_INSTRUCCIONES_
A: Enumera todos los títulos que aparecen después de "Temas similares:" en el hilo sobre el nuevo logo de la UE para alimentos orgánicos. Omite la etiqueta "Artículo:".
B: Según el hilo sobre el nuevo logo de la UE para alimentos orgánicos, ¿cuánto dura el período de transición que tendrán las empresas y con qué fin se les concede?

_EXTRACTO DEL DOCUMENTO_
- - - - - - -

# Foros Todo sobre Agricultura Producción Orgánica  Nuevo logo de la UE para alimentos orgánicos

## hernando

La llamada "Euro-hoja” se convierte desde el 1 de julio en el logotipo obligatorio  para la pre-empaquetado de alimentos orgánicos producidos en la UE. 
El hoy flamante logo ahora será obligatorio para el envasado de productos alimenticios orgánicos que se han producido en todos los Estados miembros de la UE y cumplir con los estándares requeridos. 
Las nuevas normas también incluyen que el etiquetado sea obligatorio para indicar el origen de los ingredientes de los productos y el número de código del organismo a cargo de los controles. 
Las empresas se beneficiarán de un período de transición de dos años para cumplir con estas nuevas normas de etiquetado. :Embarrassment:   *Fuente: AgroEconómica*Temas similares: Diseñan nuevo logotipo para programa Sierra Exportadora Futuro de los alimentos orgánicos Artículo: Promperú y 12 empresas exportadoras promocionarán oferta de alimentos orgánicos en Alemania Artículo: UE: Nuevo logotipo obligatorio para productos ecológicos Competitividad de Perú está en alimentos orgánicos, asegura ministro del Ambiente

----------


## hernando

Por qué no hacemos algo así en el Perú?

- - - - - - -

_CONTENIDO DEL CONJUNTO_
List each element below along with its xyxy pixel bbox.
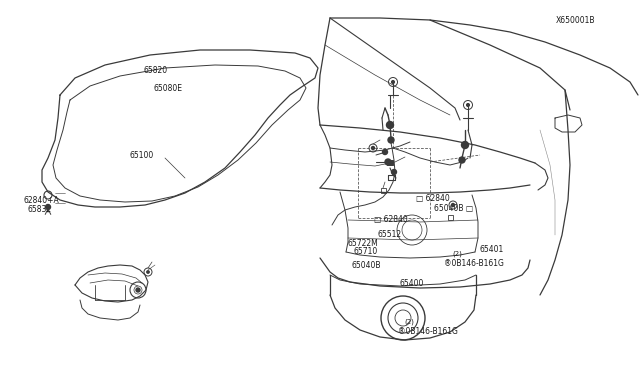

- - - - - - -

_SOLUCIONES EN ORDEN_
A:
- Diseñan nuevo logotipo para programa Sierra Exportadora
- Futuro de los alimentos orgánicos
- Promperú y 12 empresas exportadoras promocionarán oferta de alimentos orgánicos en Alemania
- UE: Nuevo logotipo obligatorio para productos ecológicos
- Competitividad de Perú está en alimentos orgánicos, asegura ministro del Ambiente

B: El período de transición dura dos años. Sirve para que las empresas cumplan con las nuevas normas de etiquetado.